* **What is asked**
Transcribe each line exactly.

* **Data section**

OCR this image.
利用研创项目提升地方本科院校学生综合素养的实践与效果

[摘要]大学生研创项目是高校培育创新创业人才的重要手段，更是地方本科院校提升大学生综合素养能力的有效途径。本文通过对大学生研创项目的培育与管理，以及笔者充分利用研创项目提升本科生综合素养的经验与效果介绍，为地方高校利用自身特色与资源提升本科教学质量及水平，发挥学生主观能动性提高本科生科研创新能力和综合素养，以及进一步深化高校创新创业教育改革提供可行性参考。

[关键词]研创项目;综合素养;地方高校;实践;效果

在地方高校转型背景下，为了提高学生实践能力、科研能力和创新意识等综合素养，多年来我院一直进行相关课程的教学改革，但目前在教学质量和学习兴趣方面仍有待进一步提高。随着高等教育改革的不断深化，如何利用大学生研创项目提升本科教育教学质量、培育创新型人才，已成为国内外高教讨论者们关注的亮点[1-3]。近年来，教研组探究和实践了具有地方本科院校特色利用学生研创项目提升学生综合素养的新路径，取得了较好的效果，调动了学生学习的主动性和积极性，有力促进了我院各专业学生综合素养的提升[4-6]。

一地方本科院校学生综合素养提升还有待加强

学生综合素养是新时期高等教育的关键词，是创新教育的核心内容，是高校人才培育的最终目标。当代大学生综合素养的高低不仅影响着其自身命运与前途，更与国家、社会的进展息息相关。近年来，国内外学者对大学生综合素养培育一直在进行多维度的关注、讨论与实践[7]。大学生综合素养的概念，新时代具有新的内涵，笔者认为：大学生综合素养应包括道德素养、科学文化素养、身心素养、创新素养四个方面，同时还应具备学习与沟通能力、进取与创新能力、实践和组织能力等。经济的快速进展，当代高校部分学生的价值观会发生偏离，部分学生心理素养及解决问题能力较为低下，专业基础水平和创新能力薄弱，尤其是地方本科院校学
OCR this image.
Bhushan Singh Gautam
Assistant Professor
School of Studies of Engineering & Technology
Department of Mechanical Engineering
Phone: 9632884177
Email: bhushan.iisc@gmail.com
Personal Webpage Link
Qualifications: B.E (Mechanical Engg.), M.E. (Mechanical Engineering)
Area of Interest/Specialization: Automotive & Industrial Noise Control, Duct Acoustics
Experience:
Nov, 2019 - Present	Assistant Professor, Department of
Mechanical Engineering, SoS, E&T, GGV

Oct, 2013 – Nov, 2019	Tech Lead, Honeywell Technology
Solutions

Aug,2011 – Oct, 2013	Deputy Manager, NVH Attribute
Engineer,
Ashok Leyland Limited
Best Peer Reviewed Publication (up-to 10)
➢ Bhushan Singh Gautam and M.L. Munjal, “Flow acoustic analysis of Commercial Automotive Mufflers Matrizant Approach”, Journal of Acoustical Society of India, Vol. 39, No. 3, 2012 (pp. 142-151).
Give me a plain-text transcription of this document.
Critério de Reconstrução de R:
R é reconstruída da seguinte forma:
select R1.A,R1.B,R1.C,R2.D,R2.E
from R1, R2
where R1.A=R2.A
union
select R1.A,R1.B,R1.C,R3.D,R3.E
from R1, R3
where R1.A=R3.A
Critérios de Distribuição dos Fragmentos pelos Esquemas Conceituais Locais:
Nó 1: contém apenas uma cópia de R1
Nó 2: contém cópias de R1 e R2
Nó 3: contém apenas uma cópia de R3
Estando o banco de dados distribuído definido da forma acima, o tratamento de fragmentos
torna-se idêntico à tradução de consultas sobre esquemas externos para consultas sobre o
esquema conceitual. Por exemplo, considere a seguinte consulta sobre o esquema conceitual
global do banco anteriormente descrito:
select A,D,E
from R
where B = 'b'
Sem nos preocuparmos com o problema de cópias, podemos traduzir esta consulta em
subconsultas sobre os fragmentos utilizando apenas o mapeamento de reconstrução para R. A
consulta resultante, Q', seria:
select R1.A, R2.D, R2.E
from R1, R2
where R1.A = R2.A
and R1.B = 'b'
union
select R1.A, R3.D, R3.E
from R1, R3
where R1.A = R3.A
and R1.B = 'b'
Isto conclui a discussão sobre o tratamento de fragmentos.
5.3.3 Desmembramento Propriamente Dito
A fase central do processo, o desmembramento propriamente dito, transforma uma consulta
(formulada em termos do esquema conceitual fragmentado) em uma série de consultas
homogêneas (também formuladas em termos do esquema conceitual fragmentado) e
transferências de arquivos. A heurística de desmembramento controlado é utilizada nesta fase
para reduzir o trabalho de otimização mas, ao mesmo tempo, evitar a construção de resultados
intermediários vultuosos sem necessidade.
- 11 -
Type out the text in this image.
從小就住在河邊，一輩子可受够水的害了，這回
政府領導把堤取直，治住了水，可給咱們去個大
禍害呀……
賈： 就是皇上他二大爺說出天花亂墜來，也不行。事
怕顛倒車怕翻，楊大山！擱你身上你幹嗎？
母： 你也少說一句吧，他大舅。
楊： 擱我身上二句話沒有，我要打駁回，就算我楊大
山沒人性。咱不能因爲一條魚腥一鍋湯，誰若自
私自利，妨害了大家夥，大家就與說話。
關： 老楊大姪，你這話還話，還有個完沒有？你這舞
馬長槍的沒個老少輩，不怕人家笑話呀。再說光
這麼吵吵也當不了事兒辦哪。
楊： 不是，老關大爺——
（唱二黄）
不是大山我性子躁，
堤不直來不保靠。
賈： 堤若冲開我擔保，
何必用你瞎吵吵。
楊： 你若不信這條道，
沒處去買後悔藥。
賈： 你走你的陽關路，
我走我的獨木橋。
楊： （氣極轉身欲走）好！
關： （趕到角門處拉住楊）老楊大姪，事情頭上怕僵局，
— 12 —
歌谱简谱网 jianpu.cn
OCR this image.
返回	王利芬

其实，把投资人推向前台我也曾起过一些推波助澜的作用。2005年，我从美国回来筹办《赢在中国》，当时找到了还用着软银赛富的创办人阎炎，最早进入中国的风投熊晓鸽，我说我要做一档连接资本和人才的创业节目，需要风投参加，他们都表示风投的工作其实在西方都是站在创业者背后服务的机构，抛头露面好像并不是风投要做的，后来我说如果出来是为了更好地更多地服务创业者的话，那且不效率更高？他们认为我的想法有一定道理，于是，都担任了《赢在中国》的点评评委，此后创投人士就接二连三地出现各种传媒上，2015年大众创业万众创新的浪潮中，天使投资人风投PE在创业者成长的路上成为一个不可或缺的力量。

* **Correct answer**
OCR this image.
利用研创项目提升地方本科院校学生综合素养的实践与效果

[摘要]大学生研创项目是高校培育创新创业人才的重要手段，更是地方本科院校提升大学生综合素养能力的有效途径。本文通过对大学生研创项目的培育与管理，以及笔者充分利用研创项目提升本科生综合素养的经验与效果介绍，为地方高校利用自身特色与资源提升本科教学质量及水平，发挥学生主观能动性提高本科生科研创新能力和综合素养，以及进一步深化高校创新创业教育改革提供可行性参考。

[关键词]研创项目;综合素养;地方高校;实践;效果

在地方高校转型背景下，为了提高学生实践能力、科研能力和创新意识等综合素养，多年来我院一直进行相关课程的教学改革，但目前在教学质量和学习兴趣方面仍有待进一步提高。随着高等教育改革的不断深化，如何利用大学生研创项目提升本科教育教学质量、培育创新型人才，已成为国内外高教讨论者们关注的亮点[1-3]。近年来，教研组探究和实践了具有地方本科院校特色利用学生研创项目提升学生综合素养的新路径，取得了较好的效果，调动了学生学习的主动性和积极性，有力促进了我院各专业学生综合素养的提升[4-6]。

一地方本科院校学生综合素养提升还有待加强

学生综合素养是新时期高等教育的关键词，是创新教育的核心内容，是高校人才培育的最终目标。当代大学生综合素养的高低不仅影响着其自身命运与前途，更与国家、社会的进展息息相关。近年来，国内外学者对大学生综合素养培育一直在进行多维度的关注、讨论与实践[7]。大学生综合素养的概念，新时代具有新的内涵，笔者认为：大学生综合素养应包括道德素养、科学文化素养、身心素养、创新素养四个方面，同时还应具备学习与沟通能力、进取与创新能力、实践和组织能力等。经济的快速进展，当代高校部分学生的价值观会发生偏离，部分学生心理素养及解决问题能力较为低下，专业基础水平和创新能力薄弱，尤其是地方本科院校学
OCR this image.
Bhushan Singh Gautam
Assistant Professor
School of Studies of Engineering & Technology
Department of Mechanical Engineering
Phone: 9632884177
Email: bhushan.iisc@gmail.com
Personal Webpage Link
Qualifications: B.E (Mechanical Engg.), M.E. (Mechanical Engineering)
Area of Interest/Specialization: Automotive & Industrial Noise Control, Duct Acoustics
Experience:
Nov, 2019 - Present	Assistant Professor, Department of
Mechanical Engineering, SoS, E&T, GGV

Oct, 2013 – Nov, 2019	Tech Lead, Honeywell Technology
Solutions

Aug,2011 – Oct, 2013	Deputy Manager, NVH Attribute
Engineer,
Ashok Leyland Limited
Best Peer Reviewed Publication (up-to 10)
➢ Bhushan Singh Gautam and M.L. Munjal, “Flow acoustic analysis of Commercial Automotive Mufflers Matrizant Approach”, Journal of Acoustical Society of India, Vol. 39, No. 3, 2012 (pp. 142-151).
Give me a plain-text transcription of this document.
Critério de Reconstrução de R:
R é reconstruída da seguinte forma:
select R1.A,R1.B,R1.C,R2.D,R2.E
from R1, R2
where R1.A=R2.A
union
select R1.A,R1.B,R1.C,R3.D,R3.E
from R1, R3
where R1.A=R3.A
Critérios de Distribuição dos Fragmentos pelos Esquemas Conceituais Locais:
Nó 1: contém apenas uma cópia de R1
Nó 2: contém cópias de R1 e R2
Nó 3: contém apenas uma cópia de R3
Estando o banco de dados distribuído definido da forma acima, o tratamento de fragmentos
torna-se idêntico à tradução de consultas sobre esquemas externos para consultas sobre o
esquema conceitual. Por exemplo, considere a seguinte consulta sobre o esquema conceitual
global do banco anteriormente descrito:
select A,D,E
from R
where B = 'b'
Sem nos preocuparmos com o problema de cópias, podemos traduzir esta consulta em
subconsultas sobre os fragmentos utilizando apenas o mapeamento de reconstrução para R. A
consulta resultante, Q', seria:
select R1.A, R2.D, R2.E
from R1, R2
where R1.A = R2.A
and R1.B = 'b'
union
select R1.A, R3.D, R3.E
from R1, R3
where R1.A = R3.A
and R1.B = 'b'
Isto conclui a discussão sobre o tratamento de fragmentos.
5.3.3 Desmembramento Propriamente Dito
A fase central do processo, o desmembramento propriamente dito, transforma uma consulta
(formulada em termos do esquema conceitual fragmentado) em uma série de consultas
homogêneas (também formuladas em termos do esquema conceitual fragmentado) e
transferências de arquivos. A heurística de desmembramento controlado é utilizada nesta fase
para reduzir o trabalho de otimização mas, ao mesmo tempo, evitar a construção de resultados
intermediários vultuosos sem necessidade.
- 11 -
Type out the text in this image.
從小就住在河邊，一輩子可受够水的害了，這回
政府領導把堤取直，治住了水，可給咱們去個大
禍害呀……
賈： 就是皇上他二大爺說出天花亂墜來，也不行。事
怕顛倒車怕翻，楊大山！擱你身上你幹嗎？
母： 你也少說一句吧，他大舅。
楊： 擱我身上二句話沒有，我要打駁回，就算我楊大
山沒人性。咱不能因爲一條魚腥一鍋湯，誰若自
私自利，妨害了大家夥，大家就與說話。
關： 老楊大姪，你這話還話，還有個完沒有？你這舞
馬長槍的沒個老少輩，不怕人家笑話呀。再說光
這麼吵吵也當不了事兒辦哪。
楊： 不是，老關大爺——
（唱二黄）
不是大山我性子躁，
堤不直來不保靠。
賈： 堤若冲開我擔保，
何必用你瞎吵吵。
楊： 你若不信這條道，
沒處去買後悔藥。
賈： 你走你的陽關路，
我走我的獨木橋。
楊： （氣極轉身欲走）好！
關： （趕到角門處拉住楊）老楊大姪，事情頭上怕僵局，
— 12 —
歌谱简谱网 jianpu.cn
OCR this image.
返回	王利芬

其实，把投资人推向前台我也曾起过一些推波助澜的作用。2005年，我从美国回来筹办《赢在中国》，当时找到了还用着软银赛富的创办人阎炎，最早进入中国的风投熊晓鸽，我说我要做一档连接资本和人才的创业节目，需要风投参加，他们都表示风投的工作其实在西方都是站在创业者背后服务的机构，抛头露面好像并不是风投要做的，后来我说如果出来是为了更好地更多地服务创业者的话，那且不效率更高？他们认为我的想法有一定道理，于是，都担任了《赢在中国》的点评评委，此后创投人士就接二连三地出现各种传媒上，2015年大众创业万众创新的浪潮中，天使投资人风投PE在创业者成长的路上成为一个不可或缺的力量。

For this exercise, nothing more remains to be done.